* [YOUR INSTRUCTIONS]: Locate every line in the material below that has the word "JSON". Copy each of those lines.

* [DATA SHOWN]:
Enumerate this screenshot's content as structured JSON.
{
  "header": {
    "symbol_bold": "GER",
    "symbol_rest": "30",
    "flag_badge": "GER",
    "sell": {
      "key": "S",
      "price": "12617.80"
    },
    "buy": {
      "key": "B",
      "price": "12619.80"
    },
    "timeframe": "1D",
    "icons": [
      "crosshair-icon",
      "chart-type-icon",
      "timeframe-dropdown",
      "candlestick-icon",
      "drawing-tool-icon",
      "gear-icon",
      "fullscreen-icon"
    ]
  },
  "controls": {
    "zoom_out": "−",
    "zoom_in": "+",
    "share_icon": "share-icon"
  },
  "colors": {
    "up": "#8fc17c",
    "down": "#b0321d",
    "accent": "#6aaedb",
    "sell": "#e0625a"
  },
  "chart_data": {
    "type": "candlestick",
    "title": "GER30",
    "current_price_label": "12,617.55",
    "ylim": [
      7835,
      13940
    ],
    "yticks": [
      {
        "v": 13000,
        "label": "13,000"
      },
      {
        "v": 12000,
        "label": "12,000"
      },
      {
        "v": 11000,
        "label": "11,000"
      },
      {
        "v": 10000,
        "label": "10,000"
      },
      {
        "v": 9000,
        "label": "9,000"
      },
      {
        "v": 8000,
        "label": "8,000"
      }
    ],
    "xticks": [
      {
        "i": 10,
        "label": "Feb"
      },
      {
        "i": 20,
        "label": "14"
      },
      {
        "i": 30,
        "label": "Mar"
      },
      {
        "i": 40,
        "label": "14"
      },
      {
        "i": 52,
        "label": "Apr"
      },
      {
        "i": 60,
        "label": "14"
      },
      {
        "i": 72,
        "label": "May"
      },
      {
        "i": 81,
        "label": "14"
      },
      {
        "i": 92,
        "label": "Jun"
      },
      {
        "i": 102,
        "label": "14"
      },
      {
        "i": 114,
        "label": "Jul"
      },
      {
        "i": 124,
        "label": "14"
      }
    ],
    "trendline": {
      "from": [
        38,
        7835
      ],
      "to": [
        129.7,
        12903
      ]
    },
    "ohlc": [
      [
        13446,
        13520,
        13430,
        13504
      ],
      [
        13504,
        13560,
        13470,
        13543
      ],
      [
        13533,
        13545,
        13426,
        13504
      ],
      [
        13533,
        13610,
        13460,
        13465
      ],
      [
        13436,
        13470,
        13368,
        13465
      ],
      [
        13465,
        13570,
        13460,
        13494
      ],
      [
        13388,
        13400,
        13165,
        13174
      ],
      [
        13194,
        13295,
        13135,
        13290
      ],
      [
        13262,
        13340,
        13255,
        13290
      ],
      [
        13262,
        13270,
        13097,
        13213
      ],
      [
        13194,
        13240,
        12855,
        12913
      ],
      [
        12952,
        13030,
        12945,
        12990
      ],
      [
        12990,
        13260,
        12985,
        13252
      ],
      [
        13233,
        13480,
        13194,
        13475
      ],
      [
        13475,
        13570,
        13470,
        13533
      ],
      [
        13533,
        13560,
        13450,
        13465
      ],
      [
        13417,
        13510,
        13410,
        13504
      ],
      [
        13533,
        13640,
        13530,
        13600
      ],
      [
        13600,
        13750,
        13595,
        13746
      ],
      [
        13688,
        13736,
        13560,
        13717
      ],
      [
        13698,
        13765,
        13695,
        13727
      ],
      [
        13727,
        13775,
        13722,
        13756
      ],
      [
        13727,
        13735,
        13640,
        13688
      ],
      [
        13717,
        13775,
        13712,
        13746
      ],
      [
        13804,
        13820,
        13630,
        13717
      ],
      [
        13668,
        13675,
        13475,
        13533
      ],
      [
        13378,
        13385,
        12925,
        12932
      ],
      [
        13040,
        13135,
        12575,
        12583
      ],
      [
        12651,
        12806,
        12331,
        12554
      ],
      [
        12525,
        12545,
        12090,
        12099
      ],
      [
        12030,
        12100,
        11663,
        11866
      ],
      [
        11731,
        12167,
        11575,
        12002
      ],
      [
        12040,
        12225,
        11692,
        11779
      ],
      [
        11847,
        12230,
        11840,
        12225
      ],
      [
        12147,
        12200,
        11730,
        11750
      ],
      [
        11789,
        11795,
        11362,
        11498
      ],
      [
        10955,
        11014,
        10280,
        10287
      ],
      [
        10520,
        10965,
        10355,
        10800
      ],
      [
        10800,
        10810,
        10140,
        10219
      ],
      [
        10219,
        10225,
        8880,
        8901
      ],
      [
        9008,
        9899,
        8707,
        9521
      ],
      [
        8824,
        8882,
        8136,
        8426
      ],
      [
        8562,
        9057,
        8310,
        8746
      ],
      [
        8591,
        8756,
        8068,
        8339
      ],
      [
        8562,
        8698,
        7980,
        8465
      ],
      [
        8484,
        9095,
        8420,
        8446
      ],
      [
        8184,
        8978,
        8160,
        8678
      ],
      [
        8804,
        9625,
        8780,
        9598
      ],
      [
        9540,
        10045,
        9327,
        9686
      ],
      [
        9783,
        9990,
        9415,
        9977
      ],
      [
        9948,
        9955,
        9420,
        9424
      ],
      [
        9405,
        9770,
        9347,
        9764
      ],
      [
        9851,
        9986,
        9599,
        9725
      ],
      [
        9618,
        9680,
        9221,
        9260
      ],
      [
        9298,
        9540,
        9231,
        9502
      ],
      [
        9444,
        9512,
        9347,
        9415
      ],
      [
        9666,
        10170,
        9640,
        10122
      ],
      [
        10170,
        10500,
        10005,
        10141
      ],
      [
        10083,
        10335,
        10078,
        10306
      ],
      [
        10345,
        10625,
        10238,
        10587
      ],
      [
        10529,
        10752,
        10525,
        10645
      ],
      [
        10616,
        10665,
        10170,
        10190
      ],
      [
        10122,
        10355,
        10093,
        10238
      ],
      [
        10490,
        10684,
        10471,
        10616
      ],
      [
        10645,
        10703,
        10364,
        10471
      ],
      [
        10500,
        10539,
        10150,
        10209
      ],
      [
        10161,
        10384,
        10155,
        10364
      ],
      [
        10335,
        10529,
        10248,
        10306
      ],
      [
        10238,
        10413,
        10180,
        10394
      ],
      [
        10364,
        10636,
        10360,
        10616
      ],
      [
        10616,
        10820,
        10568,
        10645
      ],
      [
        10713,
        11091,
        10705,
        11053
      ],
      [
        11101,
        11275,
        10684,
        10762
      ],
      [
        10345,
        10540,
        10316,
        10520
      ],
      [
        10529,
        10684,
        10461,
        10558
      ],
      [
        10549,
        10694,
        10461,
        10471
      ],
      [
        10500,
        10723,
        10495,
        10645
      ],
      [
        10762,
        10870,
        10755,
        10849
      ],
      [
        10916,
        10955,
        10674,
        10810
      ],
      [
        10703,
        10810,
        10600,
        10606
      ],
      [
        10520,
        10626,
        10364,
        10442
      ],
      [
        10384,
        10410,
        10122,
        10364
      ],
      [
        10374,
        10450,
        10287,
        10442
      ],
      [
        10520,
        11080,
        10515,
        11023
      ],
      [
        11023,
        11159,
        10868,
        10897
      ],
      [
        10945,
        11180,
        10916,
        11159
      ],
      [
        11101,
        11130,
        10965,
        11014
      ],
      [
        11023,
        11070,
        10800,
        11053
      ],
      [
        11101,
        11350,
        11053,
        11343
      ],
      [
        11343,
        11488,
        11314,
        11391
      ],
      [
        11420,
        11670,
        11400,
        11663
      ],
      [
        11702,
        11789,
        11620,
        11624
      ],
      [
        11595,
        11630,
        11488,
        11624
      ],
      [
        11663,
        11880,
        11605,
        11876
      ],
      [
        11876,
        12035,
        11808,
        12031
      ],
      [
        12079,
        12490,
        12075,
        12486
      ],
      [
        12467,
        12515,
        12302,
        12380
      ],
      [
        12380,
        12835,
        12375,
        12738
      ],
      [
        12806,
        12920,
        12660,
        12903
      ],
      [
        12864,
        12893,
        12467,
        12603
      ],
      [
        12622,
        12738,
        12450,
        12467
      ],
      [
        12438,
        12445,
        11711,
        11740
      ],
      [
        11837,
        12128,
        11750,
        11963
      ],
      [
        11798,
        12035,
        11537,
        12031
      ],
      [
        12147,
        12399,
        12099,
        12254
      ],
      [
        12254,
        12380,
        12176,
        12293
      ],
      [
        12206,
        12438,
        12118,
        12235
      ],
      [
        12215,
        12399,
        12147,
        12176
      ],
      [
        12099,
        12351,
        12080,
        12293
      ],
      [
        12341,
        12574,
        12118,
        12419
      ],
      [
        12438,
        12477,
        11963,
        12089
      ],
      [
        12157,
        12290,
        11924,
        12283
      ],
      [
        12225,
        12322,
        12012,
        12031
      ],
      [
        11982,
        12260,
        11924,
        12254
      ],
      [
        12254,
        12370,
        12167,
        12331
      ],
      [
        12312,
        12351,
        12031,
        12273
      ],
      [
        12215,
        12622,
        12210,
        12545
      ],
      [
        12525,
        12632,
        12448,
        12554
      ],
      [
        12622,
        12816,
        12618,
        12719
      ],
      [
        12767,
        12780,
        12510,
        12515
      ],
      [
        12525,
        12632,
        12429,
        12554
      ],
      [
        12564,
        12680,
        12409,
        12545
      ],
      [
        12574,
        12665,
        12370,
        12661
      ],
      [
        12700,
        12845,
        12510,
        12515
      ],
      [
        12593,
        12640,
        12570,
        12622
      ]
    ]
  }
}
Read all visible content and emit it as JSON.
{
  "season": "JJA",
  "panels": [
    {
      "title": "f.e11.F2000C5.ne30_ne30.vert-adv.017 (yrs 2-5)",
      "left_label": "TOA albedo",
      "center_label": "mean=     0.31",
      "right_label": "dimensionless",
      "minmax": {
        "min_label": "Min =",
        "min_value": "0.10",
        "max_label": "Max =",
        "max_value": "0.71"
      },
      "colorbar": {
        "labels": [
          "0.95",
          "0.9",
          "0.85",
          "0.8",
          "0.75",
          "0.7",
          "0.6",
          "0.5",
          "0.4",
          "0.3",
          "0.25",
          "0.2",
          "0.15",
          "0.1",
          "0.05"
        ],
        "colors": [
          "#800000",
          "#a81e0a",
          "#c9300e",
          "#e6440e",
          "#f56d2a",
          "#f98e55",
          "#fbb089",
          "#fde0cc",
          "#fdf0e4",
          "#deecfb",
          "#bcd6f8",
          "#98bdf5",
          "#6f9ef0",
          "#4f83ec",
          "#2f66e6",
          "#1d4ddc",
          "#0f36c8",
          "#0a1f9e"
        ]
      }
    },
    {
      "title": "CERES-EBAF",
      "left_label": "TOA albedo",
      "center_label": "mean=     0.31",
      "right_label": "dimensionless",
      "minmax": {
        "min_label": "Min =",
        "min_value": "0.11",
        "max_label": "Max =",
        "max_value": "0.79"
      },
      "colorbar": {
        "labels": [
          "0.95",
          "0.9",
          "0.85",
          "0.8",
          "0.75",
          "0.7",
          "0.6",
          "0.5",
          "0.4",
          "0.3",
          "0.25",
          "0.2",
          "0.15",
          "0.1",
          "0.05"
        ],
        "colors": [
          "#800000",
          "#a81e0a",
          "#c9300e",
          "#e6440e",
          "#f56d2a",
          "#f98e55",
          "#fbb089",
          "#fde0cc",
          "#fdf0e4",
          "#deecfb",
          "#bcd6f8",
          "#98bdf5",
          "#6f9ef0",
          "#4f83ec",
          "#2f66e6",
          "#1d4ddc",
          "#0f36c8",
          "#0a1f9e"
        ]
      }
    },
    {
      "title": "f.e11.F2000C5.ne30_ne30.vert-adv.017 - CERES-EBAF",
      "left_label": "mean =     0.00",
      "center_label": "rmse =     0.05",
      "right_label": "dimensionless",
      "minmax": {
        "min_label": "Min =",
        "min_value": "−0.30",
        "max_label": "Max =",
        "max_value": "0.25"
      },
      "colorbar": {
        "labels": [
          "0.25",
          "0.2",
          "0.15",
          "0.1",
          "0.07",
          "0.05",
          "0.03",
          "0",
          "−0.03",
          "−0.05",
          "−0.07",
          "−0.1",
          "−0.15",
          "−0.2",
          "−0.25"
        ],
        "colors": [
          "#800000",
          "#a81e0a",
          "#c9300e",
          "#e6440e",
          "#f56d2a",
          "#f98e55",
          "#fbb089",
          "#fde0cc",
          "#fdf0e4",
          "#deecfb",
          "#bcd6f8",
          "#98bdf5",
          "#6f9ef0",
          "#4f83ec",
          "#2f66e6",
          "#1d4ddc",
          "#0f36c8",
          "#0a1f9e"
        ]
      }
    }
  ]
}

* [TASK SOLUTION]:
Enumerate this screenshot's content as structured JSON.
Read all visible content and emit it as JSON.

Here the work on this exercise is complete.